Set down the material below word for word, excluding the pictures.
** START Record excerpts **
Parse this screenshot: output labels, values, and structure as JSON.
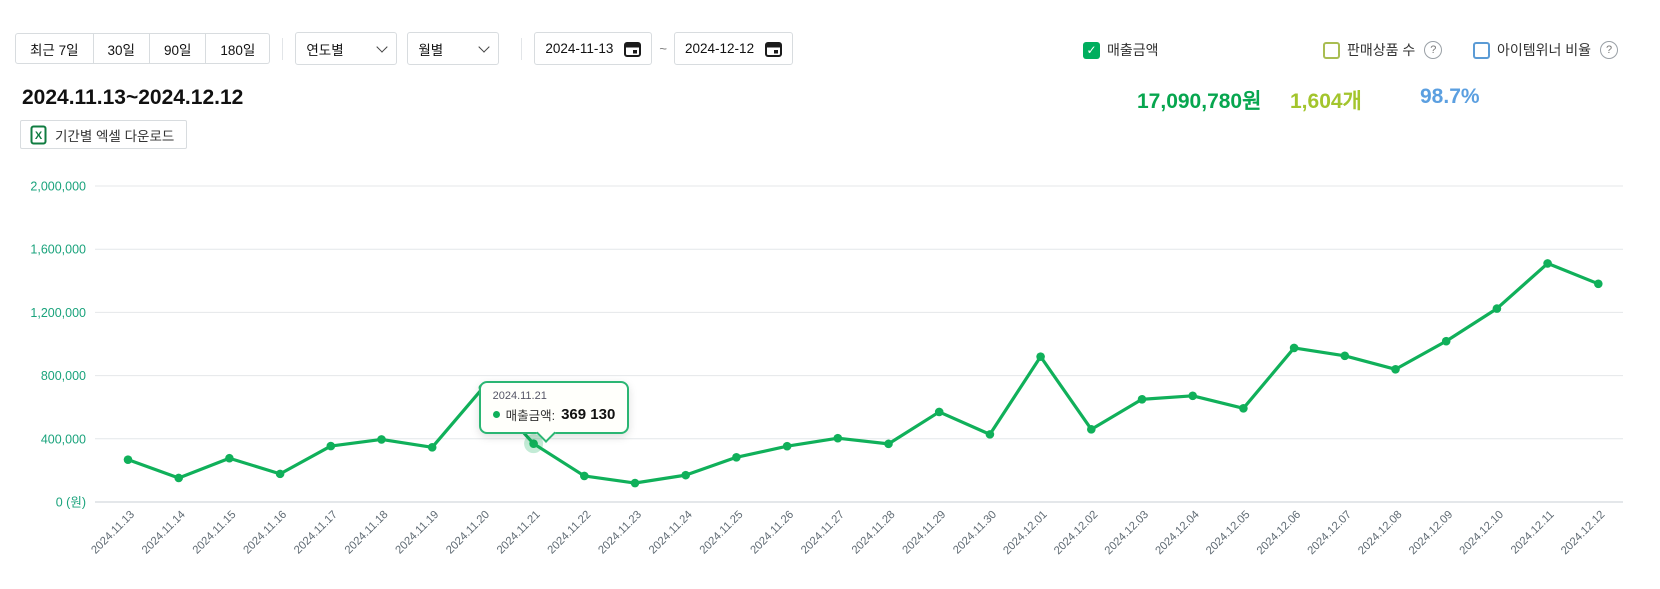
{
  "toolbar": {
    "ranges": [
      "최근 7일",
      "30일",
      "90일",
      "180일"
    ],
    "selects": [
      {
        "label": "연도별"
      },
      {
        "label": "월별"
      }
    ],
    "date_start": "2024-11-13",
    "date_separator": "~",
    "date_end": "2024-12-12"
  },
  "legend": [
    {
      "label": "매출금액",
      "checked": true,
      "color": "#00ae5e",
      "has_help": false
    },
    {
      "label": "판매상품 수",
      "checked": false,
      "color": "#a9bd52",
      "has_help": true
    },
    {
      "label": "아이템위너 비율",
      "checked": false,
      "color": "#5b9bd5",
      "has_help": true
    }
  ],
  "help_glyph": "?",
  "check_glyph": "✓",
  "summary": {
    "title": "2024.11.13~2024.12.12",
    "total_sales": "17,090,780원",
    "total_sales_color": "#07a64f",
    "items_count": "1,604개",
    "items_count_color": "#a3c52d",
    "itemwinner_ratio": "98.7%",
    "itemwinner_ratio_color": "#5b9fe0"
  },
  "excel_button": "기간별 엑셀 다운로드",
  "tooltip": {
    "date": "2024.11.21",
    "label": "매출금액:",
    "value": "369 130",
    "point_index": 8
  },
  "chart_data": {
    "type": "line",
    "series_name": "매출금액",
    "x": [
      "2024.11.13",
      "2024.11.14",
      "2024.11.15",
      "2024.11.16",
      "2024.11.17",
      "2024.11.18",
      "2024.11.19",
      "2024.11.20",
      "2024.11.21",
      "2024.11.22",
      "2024.11.23",
      "2024.11.24",
      "2024.11.25",
      "2024.11.26",
      "2024.11.27",
      "2024.11.28",
      "2024.11.29",
      "2024.11.30",
      "2024.12.01",
      "2024.12.02",
      "2024.12.03",
      "2024.12.04",
      "2024.12.05",
      "2024.12.06",
      "2024.12.07",
      "2024.12.08",
      "2024.12.09",
      "2024.12.10",
      "2024.12.11",
      "2024.12.12"
    ],
    "values": [
      268000,
      152000,
      277000,
      178000,
      354000,
      396000,
      346000,
      722000,
      369130,
      165000,
      120000,
      170000,
      283000,
      353000,
      404000,
      368000,
      570000,
      428000,
      920000,
      460000,
      650000,
      672000,
      593000,
      975000,
      925000,
      840000,
      1018000,
      1224000,
      1510000,
      1381000
    ],
    "ylim": [
      0,
      2000000
    ],
    "ytick_step": 400000,
    "ytick_labels": [
      "0 (원)",
      "400,000",
      "800,000",
      "1,200,000",
      "1,600,000",
      "2,000,000"
    ],
    "grid": true,
    "legend_position": "top-right",
    "colors": {
      "line": "#10b05a",
      "point": "#10b05a",
      "y_tick_label": "#1aa37c",
      "x_tick_label": "#5f6a73",
      "gridline": "#e4e7ea",
      "zero_line": "#c9cfd4"
    }
  }
}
** END Record excerpts **
# Worked answer:
Parse this screenshot: output labels, values, and structure as JSON.
{
  "toolbar": {
    "ranges": [
      "최근 7일",
      "30일",
      "90일",
      "180일"
    ],
    "selects": [
      {
        "label": "연도별"
      },
      {
        "label": "월별"
      }
    ],
    "date_start": "2024-11-13",
    "date_separator": "~",
    "date_end": "2024-12-12"
  },
  "legend": [
    {
      "label": "매출금액",
      "checked": true,
      "color": "#00ae5e",
      "has_help": false
    },
    {
      "label": "판매상품 수",
      "checked": false,
      "color": "#a9bd52",
      "has_help": true
    },
    {
      "label": "아이템위너 비율",
      "checked": false,
      "color": "#5b9bd5",
      "has_help": true
    }
  ],
  "help_glyph": "?",
  "check_glyph": "✓",
  "summary": {
    "title": "2024.11.13~2024.12.12",
    "total_sales": "17,090,780원",
    "total_sales_color": "#07a64f",
    "items_count": "1,604개",
    "items_count_color": "#a3c52d",
    "itemwinner_ratio": "98.7%",
    "itemwinner_ratio_color": "#5b9fe0"
  },
  "excel_button": "기간별 엑셀 다운로드",
  "tooltip": {
    "date": "2024.11.21",
    "label": "매출금액:",
    "value": "369 130",
    "point_index": 8
  },
  "chart_data": {
    "type": "line",
    "series_name": "매출금액",
    "x": [
      "2024.11.13",
      "2024.11.14",
      "2024.11.15",
      "2024.11.16",
      "2024.11.17",
      "2024.11.18",
      "2024.11.19",
      "2024.11.20",
      "2024.11.21",
      "2024.11.22",
      "2024.11.23",
      "2024.11.24",
      "2024.11.25",
      "2024.11.26",
      "2024.11.27",
      "2024.11.28",
      "2024.11.29",
      "2024.11.30",
      "2024.12.01",
      "2024.12.02",
      "2024.12.03",
      "2024.12.04",
      "2024.12.05",
      "2024.12.06",
      "2024.12.07",
      "2024.12.08",
      "2024.12.09",
      "2024.12.10",
      "2024.12.11",
      "2024.12.12"
    ],
    "values": [
      268000,
      152000,
      277000,
      178000,
      354000,
      396000,
      346000,
      722000,
      369130,
      165000,
      120000,
      170000,
      283000,
      353000,
      404000,
      368000,
      570000,
      428000,
      920000,
      460000,
      650000,
      672000,
      593000,
      975000,
      925000,
      840000,
      1018000,
      1224000,
      1510000,
      1381000
    ],
    "ylim": [
      0,
      2000000
    ],
    "ytick_step": 400000,
    "ytick_labels": [
      "0 (원)",
      "400,000",
      "800,000",
      "1,200,000",
      "1,600,000",
      "2,000,000"
    ],
    "grid": true,
    "legend_position": "top-right",
    "colors": {
      "line": "#10b05a",
      "point": "#10b05a",
      "y_tick_label": "#1aa37c",
      "x_tick_label": "#5f6a73",
      "gridline": "#e4e7ea",
      "zero_line": "#c9cfd4"
    }
  }
}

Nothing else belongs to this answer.